Stored data
— START —
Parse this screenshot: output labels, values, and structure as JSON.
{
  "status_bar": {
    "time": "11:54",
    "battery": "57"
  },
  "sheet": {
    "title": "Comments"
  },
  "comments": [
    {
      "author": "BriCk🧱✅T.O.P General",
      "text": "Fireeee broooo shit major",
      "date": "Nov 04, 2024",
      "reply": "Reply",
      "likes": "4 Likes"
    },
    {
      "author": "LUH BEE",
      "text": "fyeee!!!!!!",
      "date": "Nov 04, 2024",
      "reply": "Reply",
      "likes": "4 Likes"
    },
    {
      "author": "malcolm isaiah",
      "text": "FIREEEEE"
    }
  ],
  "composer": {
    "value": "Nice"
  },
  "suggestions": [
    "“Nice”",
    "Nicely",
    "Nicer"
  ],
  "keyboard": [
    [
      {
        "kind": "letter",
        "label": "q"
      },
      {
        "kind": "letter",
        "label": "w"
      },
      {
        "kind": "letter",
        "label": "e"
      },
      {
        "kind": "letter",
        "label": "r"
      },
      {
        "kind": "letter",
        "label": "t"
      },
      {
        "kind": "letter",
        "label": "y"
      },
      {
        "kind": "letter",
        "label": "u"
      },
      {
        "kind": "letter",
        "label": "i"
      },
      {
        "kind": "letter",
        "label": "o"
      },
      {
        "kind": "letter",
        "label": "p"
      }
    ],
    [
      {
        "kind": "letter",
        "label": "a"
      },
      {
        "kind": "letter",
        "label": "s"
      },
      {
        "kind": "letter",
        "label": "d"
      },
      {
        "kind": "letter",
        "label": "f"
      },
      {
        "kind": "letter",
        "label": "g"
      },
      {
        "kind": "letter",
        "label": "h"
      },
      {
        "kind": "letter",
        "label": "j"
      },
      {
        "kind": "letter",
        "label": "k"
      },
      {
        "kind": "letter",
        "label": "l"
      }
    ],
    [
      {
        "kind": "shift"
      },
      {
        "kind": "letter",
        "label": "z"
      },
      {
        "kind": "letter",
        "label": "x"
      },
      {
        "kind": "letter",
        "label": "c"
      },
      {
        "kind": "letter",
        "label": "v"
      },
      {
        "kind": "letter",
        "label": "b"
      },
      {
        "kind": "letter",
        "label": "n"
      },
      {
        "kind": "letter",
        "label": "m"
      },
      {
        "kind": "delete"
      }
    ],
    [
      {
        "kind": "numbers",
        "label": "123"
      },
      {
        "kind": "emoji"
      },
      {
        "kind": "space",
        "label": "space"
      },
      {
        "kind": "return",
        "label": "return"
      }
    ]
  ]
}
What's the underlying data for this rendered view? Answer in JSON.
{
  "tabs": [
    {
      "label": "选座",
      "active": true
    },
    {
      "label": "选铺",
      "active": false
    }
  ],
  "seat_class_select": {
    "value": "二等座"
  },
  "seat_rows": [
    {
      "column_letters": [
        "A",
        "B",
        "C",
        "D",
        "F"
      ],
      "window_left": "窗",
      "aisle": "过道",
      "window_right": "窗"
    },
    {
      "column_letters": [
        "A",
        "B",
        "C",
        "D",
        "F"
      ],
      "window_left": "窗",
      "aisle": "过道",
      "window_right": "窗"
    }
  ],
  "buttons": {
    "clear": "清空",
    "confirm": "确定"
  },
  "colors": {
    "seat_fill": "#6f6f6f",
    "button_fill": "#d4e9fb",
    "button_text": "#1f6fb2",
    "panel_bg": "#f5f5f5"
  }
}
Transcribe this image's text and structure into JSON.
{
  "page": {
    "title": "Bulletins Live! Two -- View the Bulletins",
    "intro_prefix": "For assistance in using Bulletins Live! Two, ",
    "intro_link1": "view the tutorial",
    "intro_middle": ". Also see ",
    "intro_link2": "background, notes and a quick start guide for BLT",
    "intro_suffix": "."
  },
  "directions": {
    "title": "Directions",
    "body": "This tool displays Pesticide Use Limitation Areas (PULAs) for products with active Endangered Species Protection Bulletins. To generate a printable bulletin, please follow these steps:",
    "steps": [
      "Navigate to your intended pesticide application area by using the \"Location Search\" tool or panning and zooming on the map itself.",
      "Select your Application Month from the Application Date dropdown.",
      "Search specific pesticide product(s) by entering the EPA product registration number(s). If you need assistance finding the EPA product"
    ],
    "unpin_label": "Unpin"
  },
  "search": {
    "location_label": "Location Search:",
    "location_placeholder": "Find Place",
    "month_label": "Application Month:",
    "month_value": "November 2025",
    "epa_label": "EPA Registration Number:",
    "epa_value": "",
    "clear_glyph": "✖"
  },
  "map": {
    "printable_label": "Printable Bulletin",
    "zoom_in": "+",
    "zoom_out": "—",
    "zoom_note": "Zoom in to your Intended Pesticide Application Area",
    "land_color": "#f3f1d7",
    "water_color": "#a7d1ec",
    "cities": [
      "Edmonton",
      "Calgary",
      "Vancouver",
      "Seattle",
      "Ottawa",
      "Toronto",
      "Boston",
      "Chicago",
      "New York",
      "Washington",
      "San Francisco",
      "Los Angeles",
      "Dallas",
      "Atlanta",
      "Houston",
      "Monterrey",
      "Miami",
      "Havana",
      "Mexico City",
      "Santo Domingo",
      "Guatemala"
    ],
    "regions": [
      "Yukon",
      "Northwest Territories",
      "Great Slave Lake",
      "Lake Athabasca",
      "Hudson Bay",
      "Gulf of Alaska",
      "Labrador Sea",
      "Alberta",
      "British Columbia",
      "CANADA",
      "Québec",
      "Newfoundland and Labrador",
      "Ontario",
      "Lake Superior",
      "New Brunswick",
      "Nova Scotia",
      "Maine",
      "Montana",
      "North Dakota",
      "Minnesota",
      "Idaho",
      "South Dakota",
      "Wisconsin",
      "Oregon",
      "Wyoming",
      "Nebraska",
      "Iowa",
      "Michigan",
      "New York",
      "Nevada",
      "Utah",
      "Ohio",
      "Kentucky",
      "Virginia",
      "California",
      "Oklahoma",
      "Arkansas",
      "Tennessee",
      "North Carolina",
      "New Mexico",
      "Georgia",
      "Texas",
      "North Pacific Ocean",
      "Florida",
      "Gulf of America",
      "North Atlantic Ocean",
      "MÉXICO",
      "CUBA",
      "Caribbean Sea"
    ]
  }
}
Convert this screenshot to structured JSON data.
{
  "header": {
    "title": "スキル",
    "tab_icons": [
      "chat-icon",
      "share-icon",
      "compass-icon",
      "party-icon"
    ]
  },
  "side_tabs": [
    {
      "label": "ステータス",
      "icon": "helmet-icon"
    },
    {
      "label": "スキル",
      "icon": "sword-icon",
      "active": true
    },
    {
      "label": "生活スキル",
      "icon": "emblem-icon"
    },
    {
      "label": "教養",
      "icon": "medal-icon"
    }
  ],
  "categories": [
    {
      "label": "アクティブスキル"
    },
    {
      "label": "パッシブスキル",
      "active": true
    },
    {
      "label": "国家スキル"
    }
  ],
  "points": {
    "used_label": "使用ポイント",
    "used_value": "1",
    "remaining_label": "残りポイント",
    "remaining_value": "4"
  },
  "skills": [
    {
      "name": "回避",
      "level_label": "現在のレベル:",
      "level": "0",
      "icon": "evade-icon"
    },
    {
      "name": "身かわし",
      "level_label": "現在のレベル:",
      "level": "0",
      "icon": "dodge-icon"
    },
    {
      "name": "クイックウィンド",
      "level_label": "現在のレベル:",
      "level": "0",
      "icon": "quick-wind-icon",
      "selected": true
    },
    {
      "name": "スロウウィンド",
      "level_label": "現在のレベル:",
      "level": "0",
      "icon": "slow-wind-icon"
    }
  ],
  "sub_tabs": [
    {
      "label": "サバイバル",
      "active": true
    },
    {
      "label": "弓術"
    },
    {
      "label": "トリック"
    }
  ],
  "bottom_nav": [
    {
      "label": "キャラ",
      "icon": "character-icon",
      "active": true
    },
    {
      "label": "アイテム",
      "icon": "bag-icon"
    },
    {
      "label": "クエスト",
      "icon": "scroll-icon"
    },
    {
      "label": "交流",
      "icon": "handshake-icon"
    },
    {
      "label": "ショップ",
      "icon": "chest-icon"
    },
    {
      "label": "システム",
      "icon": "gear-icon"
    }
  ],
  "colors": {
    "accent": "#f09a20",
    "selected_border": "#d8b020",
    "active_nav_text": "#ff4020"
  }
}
— END —
**TASK DIRECTIONS:** Using the records above, say how many lines include the string "Lake". Only the number is wanted.

**THE COMPLETED TASK:** 3